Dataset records
----

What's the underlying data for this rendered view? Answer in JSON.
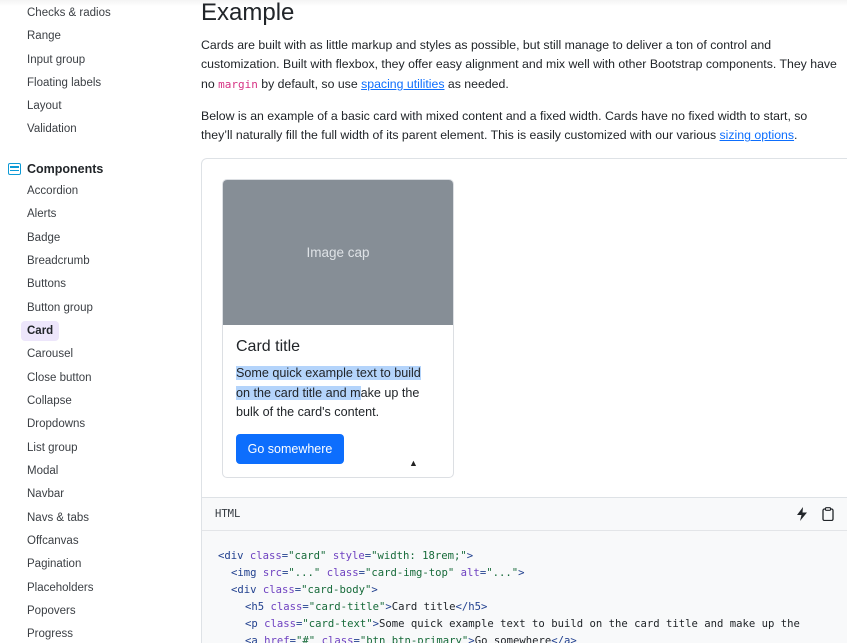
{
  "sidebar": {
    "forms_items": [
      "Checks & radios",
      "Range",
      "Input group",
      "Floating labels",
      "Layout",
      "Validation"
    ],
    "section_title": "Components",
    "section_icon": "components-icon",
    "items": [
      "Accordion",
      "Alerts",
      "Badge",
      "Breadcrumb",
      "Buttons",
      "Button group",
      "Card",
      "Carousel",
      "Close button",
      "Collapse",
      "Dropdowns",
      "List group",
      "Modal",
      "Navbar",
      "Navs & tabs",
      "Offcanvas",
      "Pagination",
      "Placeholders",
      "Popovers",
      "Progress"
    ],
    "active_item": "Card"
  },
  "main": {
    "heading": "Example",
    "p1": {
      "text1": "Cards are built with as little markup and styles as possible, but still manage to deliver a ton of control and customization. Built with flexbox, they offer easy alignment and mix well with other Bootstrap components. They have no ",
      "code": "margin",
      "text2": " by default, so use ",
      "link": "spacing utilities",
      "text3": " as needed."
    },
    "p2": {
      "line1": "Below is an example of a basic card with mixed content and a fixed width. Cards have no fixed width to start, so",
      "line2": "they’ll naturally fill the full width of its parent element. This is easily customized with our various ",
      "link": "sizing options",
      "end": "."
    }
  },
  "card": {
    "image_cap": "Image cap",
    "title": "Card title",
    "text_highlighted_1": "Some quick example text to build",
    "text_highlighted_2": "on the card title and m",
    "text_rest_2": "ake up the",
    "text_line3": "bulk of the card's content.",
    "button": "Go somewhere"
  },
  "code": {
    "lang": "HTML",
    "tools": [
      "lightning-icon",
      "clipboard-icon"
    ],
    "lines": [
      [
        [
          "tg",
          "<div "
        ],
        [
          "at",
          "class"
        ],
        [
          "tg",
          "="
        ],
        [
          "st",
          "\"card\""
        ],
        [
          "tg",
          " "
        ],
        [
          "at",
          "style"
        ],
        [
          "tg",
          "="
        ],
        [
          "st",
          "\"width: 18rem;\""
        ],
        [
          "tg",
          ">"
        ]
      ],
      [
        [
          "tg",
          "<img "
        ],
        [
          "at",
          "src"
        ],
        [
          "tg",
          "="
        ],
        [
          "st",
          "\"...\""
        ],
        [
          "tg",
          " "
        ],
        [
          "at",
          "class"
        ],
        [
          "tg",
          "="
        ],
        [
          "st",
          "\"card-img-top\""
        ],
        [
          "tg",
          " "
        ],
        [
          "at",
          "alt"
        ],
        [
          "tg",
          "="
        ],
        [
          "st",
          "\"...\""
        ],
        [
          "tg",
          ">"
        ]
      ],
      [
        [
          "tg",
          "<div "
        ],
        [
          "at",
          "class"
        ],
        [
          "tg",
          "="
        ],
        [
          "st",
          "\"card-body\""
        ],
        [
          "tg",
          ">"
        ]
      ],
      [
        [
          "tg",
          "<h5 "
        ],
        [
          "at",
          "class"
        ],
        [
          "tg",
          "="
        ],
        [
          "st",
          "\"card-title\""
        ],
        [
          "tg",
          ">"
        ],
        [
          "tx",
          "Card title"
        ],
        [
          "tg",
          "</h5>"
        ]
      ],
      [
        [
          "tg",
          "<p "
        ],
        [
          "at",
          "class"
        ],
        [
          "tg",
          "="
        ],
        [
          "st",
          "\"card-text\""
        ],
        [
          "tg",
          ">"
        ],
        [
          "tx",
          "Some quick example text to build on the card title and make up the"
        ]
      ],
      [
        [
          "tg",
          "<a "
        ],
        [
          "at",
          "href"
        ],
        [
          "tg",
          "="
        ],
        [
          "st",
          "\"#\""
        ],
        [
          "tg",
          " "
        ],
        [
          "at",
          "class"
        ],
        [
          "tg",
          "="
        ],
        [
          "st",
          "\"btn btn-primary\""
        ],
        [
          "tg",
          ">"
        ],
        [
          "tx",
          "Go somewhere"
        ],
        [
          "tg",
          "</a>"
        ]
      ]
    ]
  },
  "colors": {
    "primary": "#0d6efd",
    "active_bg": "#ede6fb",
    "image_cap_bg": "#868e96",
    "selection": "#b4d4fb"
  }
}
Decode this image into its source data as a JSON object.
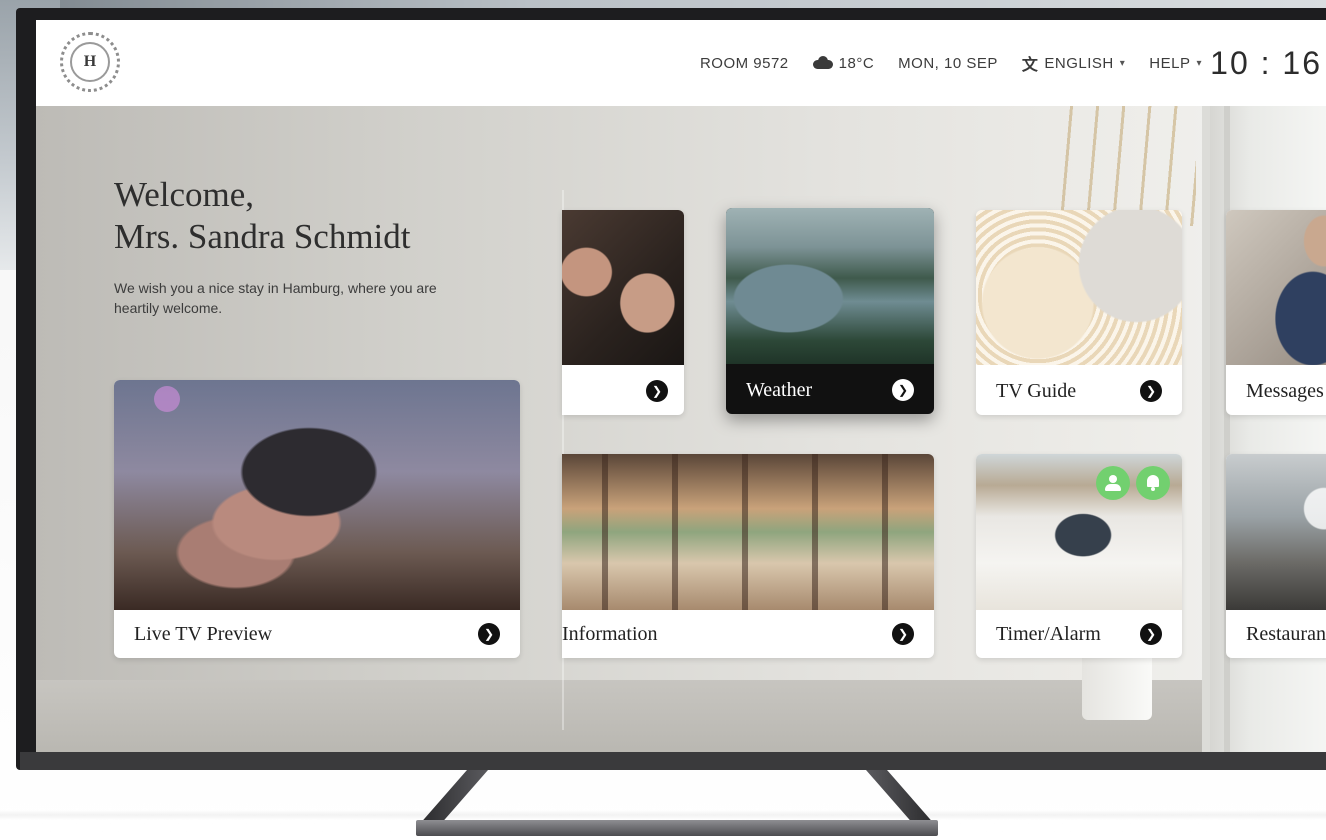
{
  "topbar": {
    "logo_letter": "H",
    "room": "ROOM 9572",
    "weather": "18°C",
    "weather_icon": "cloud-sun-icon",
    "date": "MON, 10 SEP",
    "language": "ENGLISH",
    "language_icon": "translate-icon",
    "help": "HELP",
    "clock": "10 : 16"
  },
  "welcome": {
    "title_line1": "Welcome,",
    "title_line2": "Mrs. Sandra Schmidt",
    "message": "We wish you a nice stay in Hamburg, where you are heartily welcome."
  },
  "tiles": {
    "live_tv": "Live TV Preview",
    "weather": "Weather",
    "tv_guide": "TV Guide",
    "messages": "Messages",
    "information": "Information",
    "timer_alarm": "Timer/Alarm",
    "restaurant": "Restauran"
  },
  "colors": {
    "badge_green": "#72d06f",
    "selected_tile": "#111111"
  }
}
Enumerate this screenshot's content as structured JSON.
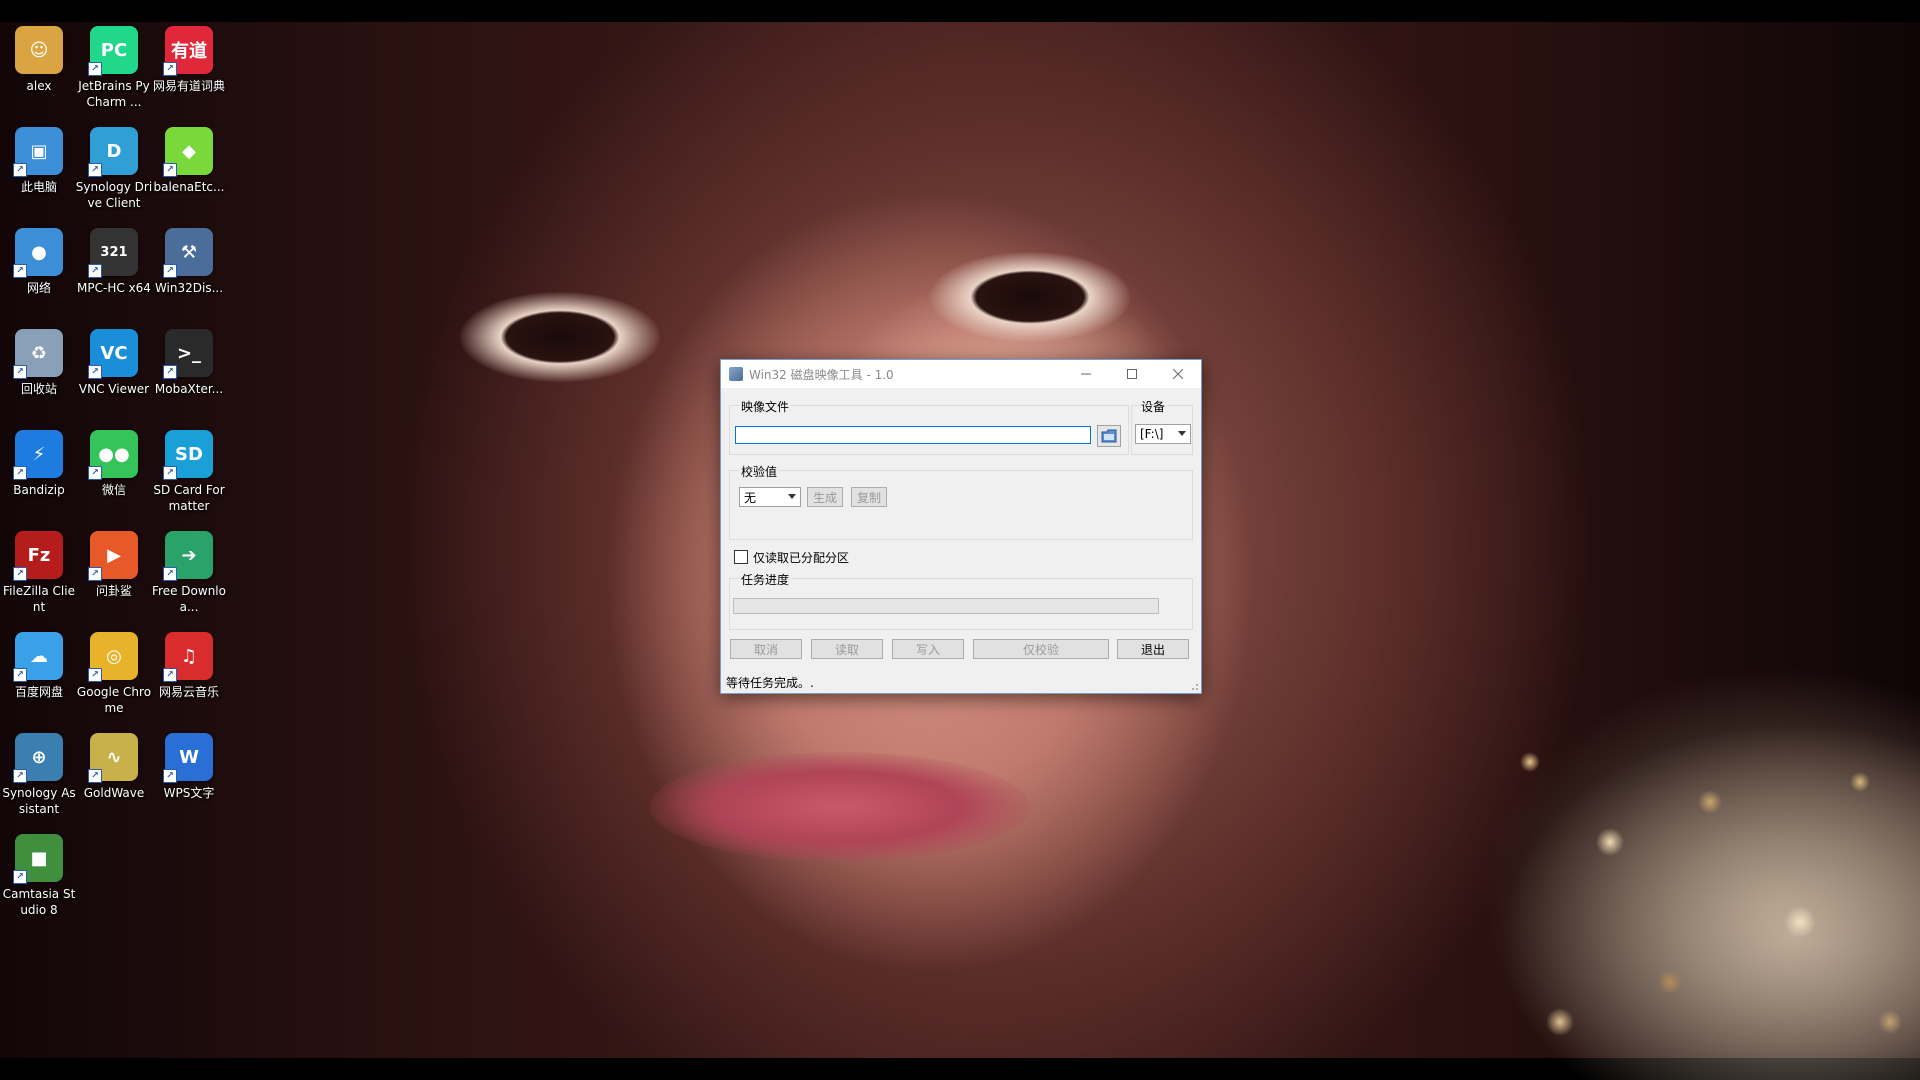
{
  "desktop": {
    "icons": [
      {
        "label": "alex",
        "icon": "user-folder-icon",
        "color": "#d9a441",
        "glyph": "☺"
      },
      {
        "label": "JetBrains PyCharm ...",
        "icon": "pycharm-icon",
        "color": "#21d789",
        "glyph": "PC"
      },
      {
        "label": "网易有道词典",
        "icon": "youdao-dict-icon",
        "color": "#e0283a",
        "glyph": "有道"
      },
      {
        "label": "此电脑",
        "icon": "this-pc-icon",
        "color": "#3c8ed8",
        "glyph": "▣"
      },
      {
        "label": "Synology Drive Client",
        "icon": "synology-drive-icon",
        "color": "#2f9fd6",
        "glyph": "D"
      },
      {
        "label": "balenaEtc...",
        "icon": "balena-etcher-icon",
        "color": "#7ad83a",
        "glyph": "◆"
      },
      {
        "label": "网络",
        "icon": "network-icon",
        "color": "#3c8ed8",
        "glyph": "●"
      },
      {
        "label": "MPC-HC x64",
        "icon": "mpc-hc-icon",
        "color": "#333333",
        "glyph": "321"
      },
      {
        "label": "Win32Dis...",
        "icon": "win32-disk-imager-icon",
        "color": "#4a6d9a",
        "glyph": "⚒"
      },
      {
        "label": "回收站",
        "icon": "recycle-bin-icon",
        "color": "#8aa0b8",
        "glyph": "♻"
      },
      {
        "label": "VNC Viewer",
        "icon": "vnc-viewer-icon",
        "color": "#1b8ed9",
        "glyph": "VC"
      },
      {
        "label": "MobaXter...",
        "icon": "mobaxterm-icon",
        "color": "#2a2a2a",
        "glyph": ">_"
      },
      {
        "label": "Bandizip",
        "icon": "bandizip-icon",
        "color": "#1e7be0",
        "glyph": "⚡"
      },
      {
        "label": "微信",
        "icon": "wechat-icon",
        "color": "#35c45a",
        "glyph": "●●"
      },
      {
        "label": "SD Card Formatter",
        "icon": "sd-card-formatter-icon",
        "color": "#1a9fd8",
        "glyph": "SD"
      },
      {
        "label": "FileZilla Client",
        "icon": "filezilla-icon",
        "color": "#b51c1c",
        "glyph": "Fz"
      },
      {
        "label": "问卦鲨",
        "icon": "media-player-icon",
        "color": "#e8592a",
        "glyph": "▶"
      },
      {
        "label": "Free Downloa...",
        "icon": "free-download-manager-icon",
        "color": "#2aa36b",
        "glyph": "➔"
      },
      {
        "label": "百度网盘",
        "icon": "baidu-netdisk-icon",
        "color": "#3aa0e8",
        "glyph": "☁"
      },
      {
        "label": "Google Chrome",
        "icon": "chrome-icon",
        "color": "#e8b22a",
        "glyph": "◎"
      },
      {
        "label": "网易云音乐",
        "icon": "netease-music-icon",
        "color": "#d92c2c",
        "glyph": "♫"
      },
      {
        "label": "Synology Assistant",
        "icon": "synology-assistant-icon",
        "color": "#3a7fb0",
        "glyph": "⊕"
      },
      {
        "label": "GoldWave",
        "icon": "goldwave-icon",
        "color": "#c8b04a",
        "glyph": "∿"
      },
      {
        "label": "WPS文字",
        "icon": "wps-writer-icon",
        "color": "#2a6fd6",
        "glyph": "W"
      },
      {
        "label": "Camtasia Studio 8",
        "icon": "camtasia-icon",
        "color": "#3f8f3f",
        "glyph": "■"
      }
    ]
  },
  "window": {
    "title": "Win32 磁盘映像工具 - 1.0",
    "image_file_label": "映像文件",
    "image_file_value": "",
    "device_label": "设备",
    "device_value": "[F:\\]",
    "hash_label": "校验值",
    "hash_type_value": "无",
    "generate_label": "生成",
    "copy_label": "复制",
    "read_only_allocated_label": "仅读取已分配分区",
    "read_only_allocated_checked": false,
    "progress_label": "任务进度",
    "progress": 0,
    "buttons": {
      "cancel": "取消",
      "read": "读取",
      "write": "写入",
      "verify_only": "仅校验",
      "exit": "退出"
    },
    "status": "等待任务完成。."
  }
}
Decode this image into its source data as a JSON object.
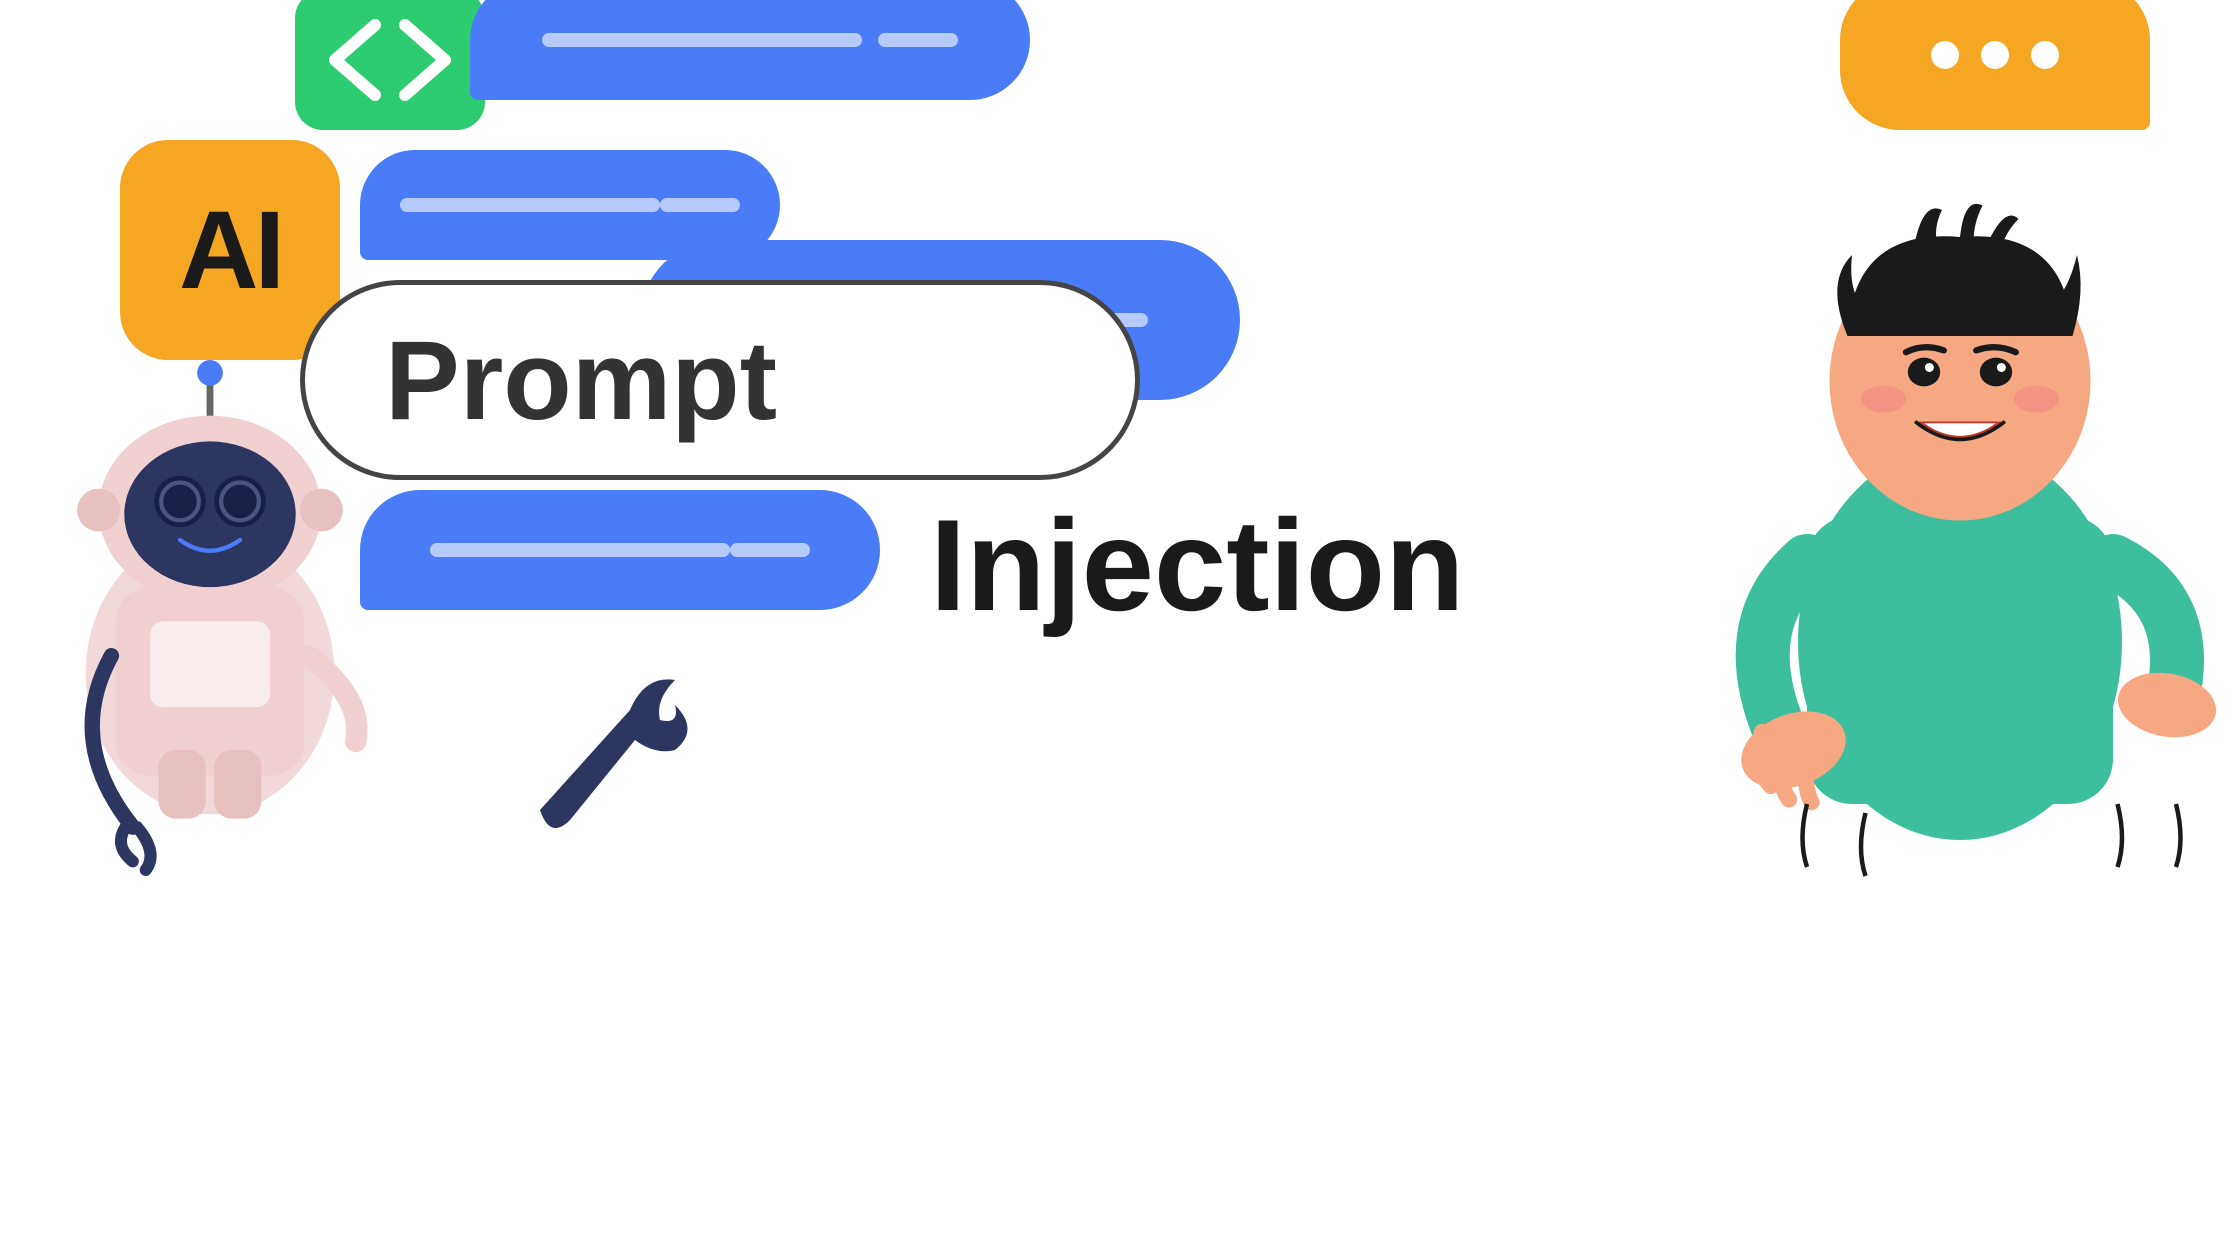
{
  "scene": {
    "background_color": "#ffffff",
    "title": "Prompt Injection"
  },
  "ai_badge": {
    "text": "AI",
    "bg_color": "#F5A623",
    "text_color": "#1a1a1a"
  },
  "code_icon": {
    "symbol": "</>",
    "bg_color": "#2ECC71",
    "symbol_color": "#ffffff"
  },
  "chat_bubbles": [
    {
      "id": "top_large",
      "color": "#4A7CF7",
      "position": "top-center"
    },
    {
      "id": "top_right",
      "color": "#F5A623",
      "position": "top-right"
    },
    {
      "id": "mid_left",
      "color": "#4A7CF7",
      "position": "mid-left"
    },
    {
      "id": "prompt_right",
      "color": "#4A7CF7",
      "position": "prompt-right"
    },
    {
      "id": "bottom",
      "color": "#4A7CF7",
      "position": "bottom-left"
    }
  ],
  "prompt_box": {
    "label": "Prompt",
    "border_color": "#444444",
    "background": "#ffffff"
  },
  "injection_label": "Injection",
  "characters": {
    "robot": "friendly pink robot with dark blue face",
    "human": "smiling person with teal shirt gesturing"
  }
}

----

*Task to complete:* Show the lines that mention the word "with".

*Exercise output:*
      "text1": "Cards are built with as little markup and styles as possible, but still manage to deliver a ton of control and customization. Built with flexbox, they offer easy alignment and mix well with other Bootstrap components. They have no ",
      "line1": "Below is an example of a basic card with mixed content and a fixed width. Cards have no fixed width to start, so",
      "line2": "they’ll naturally fill the full width of its parent element. This is easily customized with our various ",
    "robot": "friendly pink robot with dark blue face",
    "human": "smiling person with teal shirt gesturing"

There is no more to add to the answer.